What is needed is an exact copy of the records, with the images left out.

[Text content records for pages]
========================

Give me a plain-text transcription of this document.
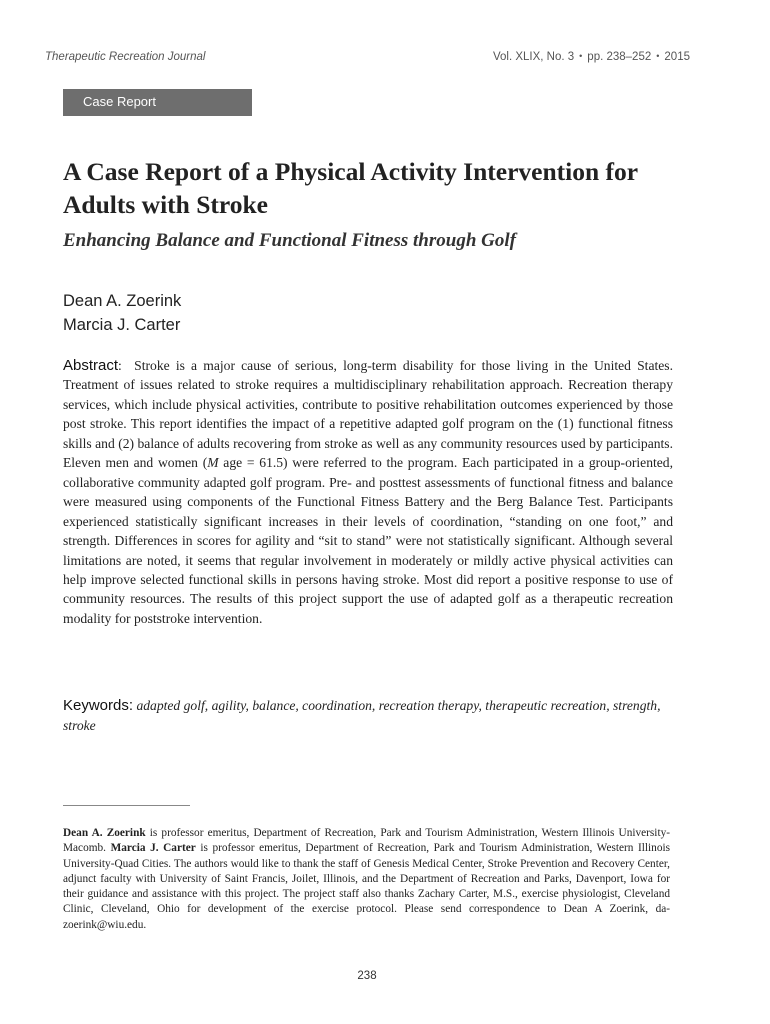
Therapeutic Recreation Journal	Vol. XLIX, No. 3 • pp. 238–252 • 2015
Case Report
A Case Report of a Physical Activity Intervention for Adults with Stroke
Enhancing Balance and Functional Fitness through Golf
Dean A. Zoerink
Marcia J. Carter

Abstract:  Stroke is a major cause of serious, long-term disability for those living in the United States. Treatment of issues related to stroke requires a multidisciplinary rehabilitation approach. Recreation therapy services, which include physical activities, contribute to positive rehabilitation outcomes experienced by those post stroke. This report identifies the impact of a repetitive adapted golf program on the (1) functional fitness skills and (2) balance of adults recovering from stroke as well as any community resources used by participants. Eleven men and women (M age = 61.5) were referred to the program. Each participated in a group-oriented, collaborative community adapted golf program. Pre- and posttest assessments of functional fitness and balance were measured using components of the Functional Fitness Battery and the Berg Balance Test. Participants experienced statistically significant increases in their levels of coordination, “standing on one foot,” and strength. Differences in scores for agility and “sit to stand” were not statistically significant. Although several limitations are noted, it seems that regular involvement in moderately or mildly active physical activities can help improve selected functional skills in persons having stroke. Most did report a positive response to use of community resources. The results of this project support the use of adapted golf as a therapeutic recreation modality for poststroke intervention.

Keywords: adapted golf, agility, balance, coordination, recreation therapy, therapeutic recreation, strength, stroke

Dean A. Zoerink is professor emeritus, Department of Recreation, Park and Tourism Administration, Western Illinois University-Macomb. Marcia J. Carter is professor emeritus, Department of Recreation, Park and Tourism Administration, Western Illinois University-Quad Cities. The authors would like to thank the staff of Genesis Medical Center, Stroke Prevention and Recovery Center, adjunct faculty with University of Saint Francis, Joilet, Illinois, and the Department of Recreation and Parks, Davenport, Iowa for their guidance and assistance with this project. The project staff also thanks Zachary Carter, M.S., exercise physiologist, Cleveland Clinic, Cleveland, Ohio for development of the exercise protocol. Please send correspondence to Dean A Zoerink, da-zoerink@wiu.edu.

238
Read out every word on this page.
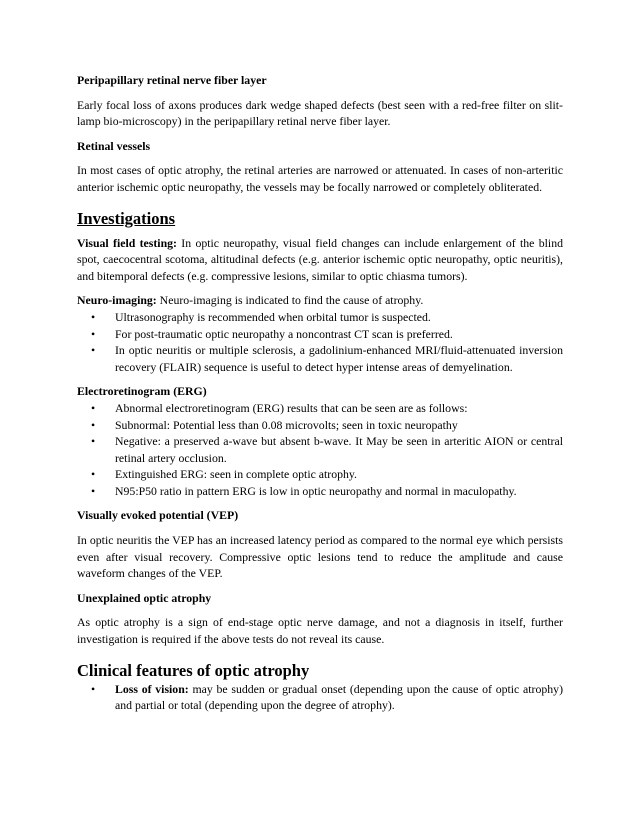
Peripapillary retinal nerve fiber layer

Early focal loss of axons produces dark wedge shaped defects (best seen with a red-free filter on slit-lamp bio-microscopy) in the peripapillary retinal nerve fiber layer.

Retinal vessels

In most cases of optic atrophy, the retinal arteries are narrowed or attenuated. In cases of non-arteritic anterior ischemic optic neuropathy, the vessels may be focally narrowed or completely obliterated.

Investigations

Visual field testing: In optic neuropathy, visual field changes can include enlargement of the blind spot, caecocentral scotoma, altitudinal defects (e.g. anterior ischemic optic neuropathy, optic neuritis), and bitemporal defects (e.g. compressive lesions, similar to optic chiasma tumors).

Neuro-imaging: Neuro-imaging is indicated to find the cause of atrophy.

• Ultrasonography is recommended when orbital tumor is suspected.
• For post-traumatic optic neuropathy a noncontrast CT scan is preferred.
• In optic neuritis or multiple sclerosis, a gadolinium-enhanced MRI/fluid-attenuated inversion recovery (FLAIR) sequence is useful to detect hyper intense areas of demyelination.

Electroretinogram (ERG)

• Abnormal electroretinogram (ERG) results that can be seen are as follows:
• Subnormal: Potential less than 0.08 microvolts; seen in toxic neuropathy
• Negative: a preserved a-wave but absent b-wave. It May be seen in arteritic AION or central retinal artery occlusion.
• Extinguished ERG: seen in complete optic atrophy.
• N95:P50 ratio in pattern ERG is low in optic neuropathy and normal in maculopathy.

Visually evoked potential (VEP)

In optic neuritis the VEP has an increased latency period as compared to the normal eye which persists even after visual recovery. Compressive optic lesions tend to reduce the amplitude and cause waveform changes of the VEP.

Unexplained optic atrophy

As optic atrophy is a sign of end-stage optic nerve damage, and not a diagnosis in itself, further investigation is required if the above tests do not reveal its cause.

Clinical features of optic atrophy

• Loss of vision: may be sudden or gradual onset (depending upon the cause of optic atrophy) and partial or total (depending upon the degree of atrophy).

========================

» Output below:
Give me a plain-text transcription of this document.
Therapeutic Recreation Journal	Vol. XLIX, No. 3 • pp. 238–252 • 2015
Case Report
A Case Report of a Physical Activity Intervention for Adults with Stroke
Enhancing Balance and Functional Fitness through Golf
Dean A. Zoerink
Marcia J. Carter

Abstract:  Stroke is a major cause of serious, long-term disability for those living in the United States. Treatment of issues related to stroke requires a multidisciplinary rehabilitation approach. Recreation therapy services, which include physical activities, contribute to positive rehabilitation outcomes experienced by those post stroke. This report identifies the impact of a repetitive adapted golf program on the (1) functional fitness skills and (2) balance of adults recovering from stroke as well as any community resources used by participants. Eleven men and women (M age = 61.5) were referred to the program. Each participated in a group-oriented, collaborative community adapted golf program. Pre- and posttest assessments of functional fitness and balance were measured using components of the Functional Fitness Battery and the Berg Balance Test. Participants experienced statistically significant increases in their levels of coordination, “standing on one foot,” and strength. Differences in scores for agility and “sit to stand” were not statistically significant. Although several limitations are noted, it seems that regular involvement in moderately or mildly active physical activities can help improve selected functional skills in persons having stroke. Most did report a positive response to use of community resources. The results of this project support the use of adapted golf as a therapeutic recreation modality for poststroke intervention.

Keywords: adapted golf, agility, balance, coordination, recreation therapy, therapeutic recreation, strength, stroke

Dean A. Zoerink is professor emeritus, Department of Recreation, Park and Tourism Administration, Western Illinois University-Macomb. Marcia J. Carter is professor emeritus, Department of Recreation, Park and Tourism Administration, Western Illinois University-Quad Cities. The authors would like to thank the staff of Genesis Medical Center, Stroke Prevention and Recovery Center, adjunct faculty with University of Saint Francis, Joilet, Illinois, and the Department of Recreation and Parks, Davenport, Iowa for their guidance and assistance with this project. The project staff also thanks Zachary Carter, M.S., exercise physiologist, Cleveland Clinic, Cleveland, Ohio for development of the exercise protocol. Please send correspondence to Dean A Zoerink, da-zoerink@wiu.edu.

238
Read out every word on this page.
Peripapillary retinal nerve fiber layer

Early focal loss of axons produces dark wedge shaped defects (best seen with a red-free filter on slit-lamp bio-microscopy) in the peripapillary retinal nerve fiber layer.

Retinal vessels

In most cases of optic atrophy, the retinal arteries are narrowed or attenuated. In cases of non-arteritic anterior ischemic optic neuropathy, the vessels may be focally narrowed or completely obliterated.

Investigations

Visual field testing: In optic neuropathy, visual field changes can include enlargement of the blind spot, caecocentral scotoma, altitudinal defects (e.g. anterior ischemic optic neuropathy, optic neuritis), and bitemporal defects (e.g. compressive lesions, similar to optic chiasma tumors).

Neuro-imaging: Neuro-imaging is indicated to find the cause of atrophy.

• Ultrasonography is recommended when orbital tumor is suspected.
• For post-traumatic optic neuropathy a noncontrast CT scan is preferred.
• In optic neuritis or multiple sclerosis, a gadolinium-enhanced MRI/fluid-attenuated inversion recovery (FLAIR) sequence is useful to detect hyper intense areas of demyelination.

Electroretinogram (ERG)

• Abnormal electroretinogram (ERG) results that can be seen are as follows:
• Subnormal: Potential less than 0.08 microvolts; seen in toxic neuropathy
• Negative: a preserved a-wave but absent b-wave. It May be seen in arteritic AION or central retinal artery occlusion.
• Extinguished ERG: seen in complete optic atrophy.
• N95:P50 ratio in pattern ERG is low in optic neuropathy and normal in maculopathy.

Visually evoked potential (VEP)

In optic neuritis the VEP has an increased latency period as compared to the normal eye which persists even after visual recovery. Compressive optic lesions tend to reduce the amplitude and cause waveform changes of the VEP.

Unexplained optic atrophy

As optic atrophy is a sign of end-stage optic nerve damage, and not a diagnosis in itself, further investigation is required if the above tests do not reveal its cause.

Clinical features of optic atrophy

• Loss of vision: may be sudden or gradual onset (depending upon the cause of optic atrophy) and partial or total (depending upon the degree of atrophy).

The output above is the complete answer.